------ PAGE EXTRACT
Working on _Google Colab_, this section allows you to upload a *zip* folder or connect to your _Google Drive_.

#### Upload _zip_ file

- The *zip* file must contain all images and segmentations and correct folder structure. 
- See [here](https://www.hellotech.com/guide/for/how-to-zip-a-file-mac-windows-pc) how to _zip_ files on Windows or Mac.

In [None]:
#@markdown Run to upload a *zip* file
path = Path('data')
try:
    u_dict = files.upload()
    for key in u_dict.keys():
        zip_ref = zipfile.ZipFile(key, 'r')
        zip_ref.extractall(path)
        zip_ref.close()
except:
    print("Warning: File upload only works on Google Colab.")
    pass

#### Connect to _Google Drive_

- The folder in your drive must contain all segmentations and correct folder structure. 
- See [here](https://support.google.com/drive/answer/2375091?co=GENIE.Platform%3DDesktop&hl=en) how to organize your files in _Google Drive_.
- See this [stackoverflow post](https://stackoverflow.com/questions/46986398/import-data-into-google-colaboratory) for browsing files with the file browser

In [None]:
#@markdown Provide the path to the folder on your _Google Drive_
try:
    drive.mount('/content/drive')
    path = "/content/drive/My Drive/data" #@param {type:"string"}
    path = Path(path)
    #@markdown Example: "/content/drive/My Drive/data"
except:
    print("Warning: Connecting to Google Drive only works on Google Colab.")
    pass

### Local Installation

If you're working on your local machine or server, provide a path to the correct folder.

In [None]:
#@markdown Provide path (either relative to notebook or absolute) and run cell
path = "my_data" #@param {type:"string"}
path = Path(path)
#@markdown Example: "expert_segmentations"

### Try with sample data

If you don't have any data available yet, try our sample data

In [None]:
#@markdown Run to use sample files
path = Path('sample_data_train')
url = "https://github.com/matjesg/deepflash2/releases/download/model_library/wue1_cFOS_small.zip"
------------
------ DATA EXTRACT
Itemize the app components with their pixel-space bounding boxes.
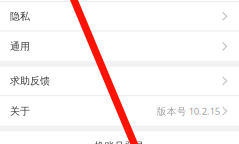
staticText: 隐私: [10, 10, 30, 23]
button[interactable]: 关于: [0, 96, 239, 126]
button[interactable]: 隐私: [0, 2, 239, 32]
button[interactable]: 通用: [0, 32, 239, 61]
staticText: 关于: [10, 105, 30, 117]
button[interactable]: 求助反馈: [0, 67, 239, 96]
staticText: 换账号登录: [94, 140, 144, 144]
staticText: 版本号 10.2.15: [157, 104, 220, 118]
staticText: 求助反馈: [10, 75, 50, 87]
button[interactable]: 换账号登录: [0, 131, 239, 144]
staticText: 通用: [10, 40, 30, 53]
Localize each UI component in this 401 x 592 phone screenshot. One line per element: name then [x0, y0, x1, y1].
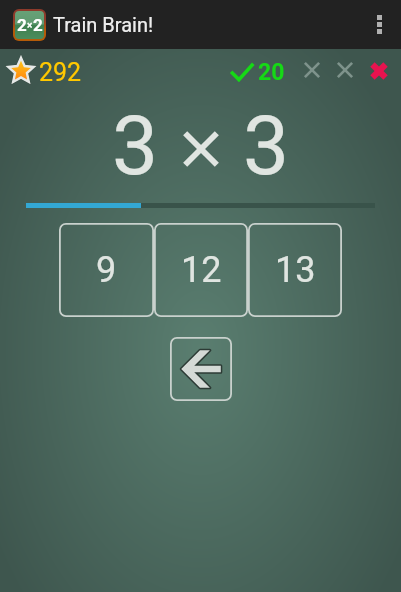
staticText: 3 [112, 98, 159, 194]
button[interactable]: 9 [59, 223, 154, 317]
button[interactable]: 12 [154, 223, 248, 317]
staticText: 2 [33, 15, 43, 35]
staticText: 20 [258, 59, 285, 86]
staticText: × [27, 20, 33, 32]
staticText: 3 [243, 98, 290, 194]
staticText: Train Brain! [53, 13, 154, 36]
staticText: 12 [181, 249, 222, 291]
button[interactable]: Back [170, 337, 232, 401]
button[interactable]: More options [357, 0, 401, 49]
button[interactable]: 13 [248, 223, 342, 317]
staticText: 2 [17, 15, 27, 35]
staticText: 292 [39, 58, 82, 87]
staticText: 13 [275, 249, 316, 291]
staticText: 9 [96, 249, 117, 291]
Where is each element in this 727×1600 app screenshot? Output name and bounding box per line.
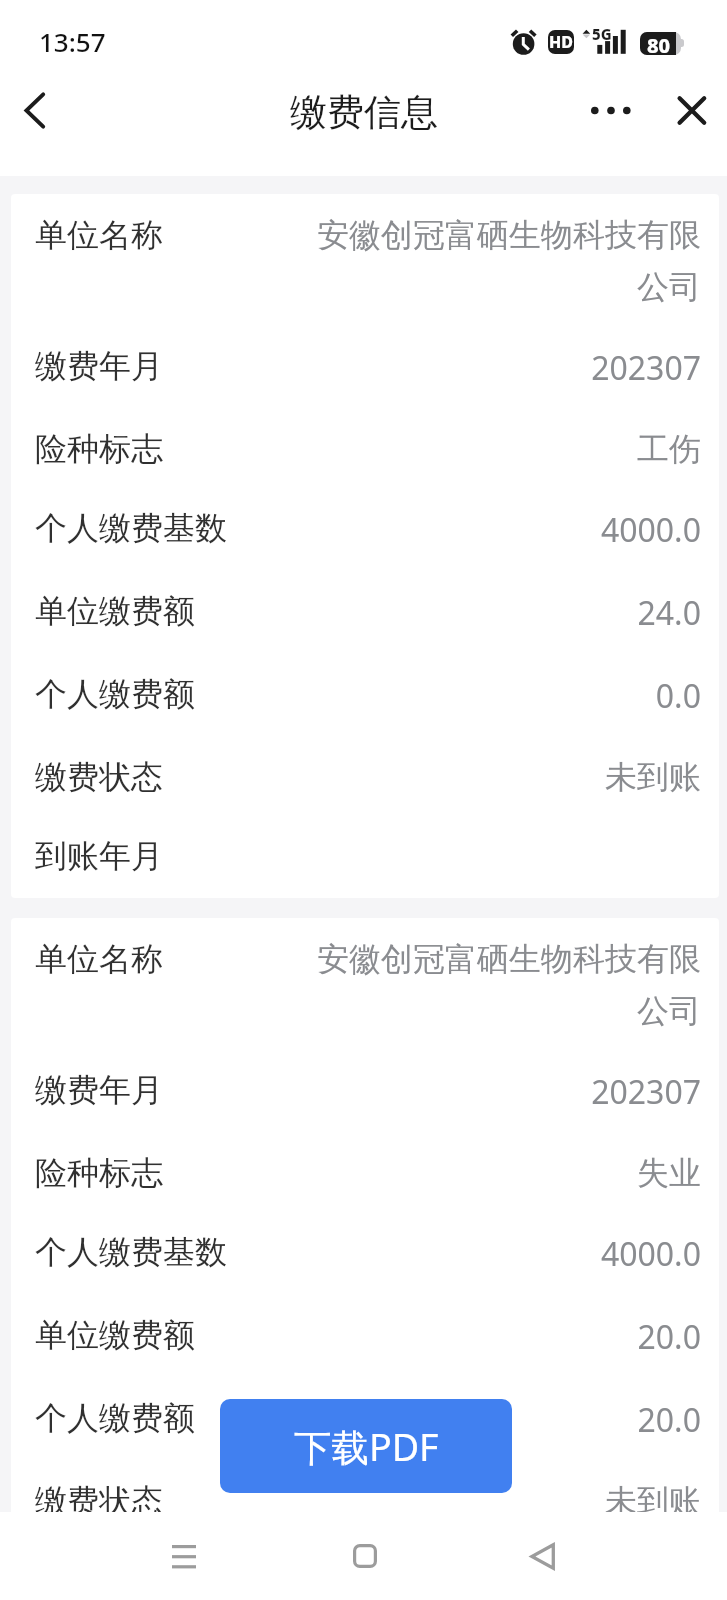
------------
* _SHORT EXERCISE A_:
Answer these questions using the notebook text on loading data:
(i) Besides segmentations, what must the uploaded zip file contain?
(ii) What example path is given for the folder on Google Drive?
(iii) Which folder name is assigned to the path when the sample files are used?
* _SHORT EXERCISE B_:
Carry the notebook text on loading data forward from its final line.
The listing on this page comes from a different source than the notebook text on loading data.

* _OUTPUT A_:
(i) It must contain all images and the correct folder structure.
(ii) "/content/drive/My Drive/data"
(iii) 'sample_data_train'

* _OUTPUT B_:
urllib.request.urlretrieve(url, 'sample_data.zip');
zip_ref = zipfile.ZipFile('sample_data.zip', 'r')
zip_ref.extractall(path)
zip_ref.close()

## Check and load data

In [None]:
#@markdown Provide your parameters according to your provided data
image_folder = "images" #@param {type:"string"}
mask_folder = "masks" #@param {type:"string"}
mask_suffix = "_cFOS.png" #@param {type:"string"}

Set [mask weights](https://matjesg.github.io/deepflash2/data.html#Weight-Calculation) parameters for training.
- Default values should work for most of the data. 
- However, this choice can significantly change the model performance later on.

In [None]:
#@markdown Run to set mask weight parameters
border_weight_sigma=6 #@param {type:"number"}
foreground_dist_sigma=1 #@param {type:"number"}
border_weight_factor=10 #@param {type:"number"}
foreground_background_ratio=0.1 #@param {type:"number"}

mw_dict = {'bws': border_weight_sigma,
           'fds': foreground_dist_sigma, 
           'bwf': border_weight_factor,
           'fbr' : foreground_background_ratio}

In [None]:
#@markdown **Check and load data**
files = get_image_files(path/image_folder)
label_fn = lambda o: path/mask_folder/f'{o.stem}{mask_suffix}'
#Check if corresponding masks exist
mask_check = [os.path.isfile(label_fn(x)) for x in files]
if len(files)==sum(mask_check):
    print(f'Found {len(files)} images and {sum(mask_check)} masks on path {path}.')
    #@markdown Number of classes: e.g., 2 for binary segmentation (foreground and background class)
    n_classes = 2 #@param {type:"integer"}
    #@markdown Check if you are providing instance labels (class-aware and instance-aware)
    instance_labels = False #@param {type:"boolean"}
    ds = RandomTileDataset(files, label_fn, n_classes=n_classes, instance_labels=instance_labels)
else:
    print(f'IMAGE/MASK MISMATCH! Found {len(files)} images and {sum(mask_check)} masks on path {path}.')
    print('Please check the steps above.')

In [None]:
#@markdown Run to show data. { run: "auto" }
#@markdown Use the slider to control the number of displayed images
first_n = 6 #@param {type:"slider", min:1, max:100, step:1}
ds.show_data(first_n, figsize=(15,15), overlay=False)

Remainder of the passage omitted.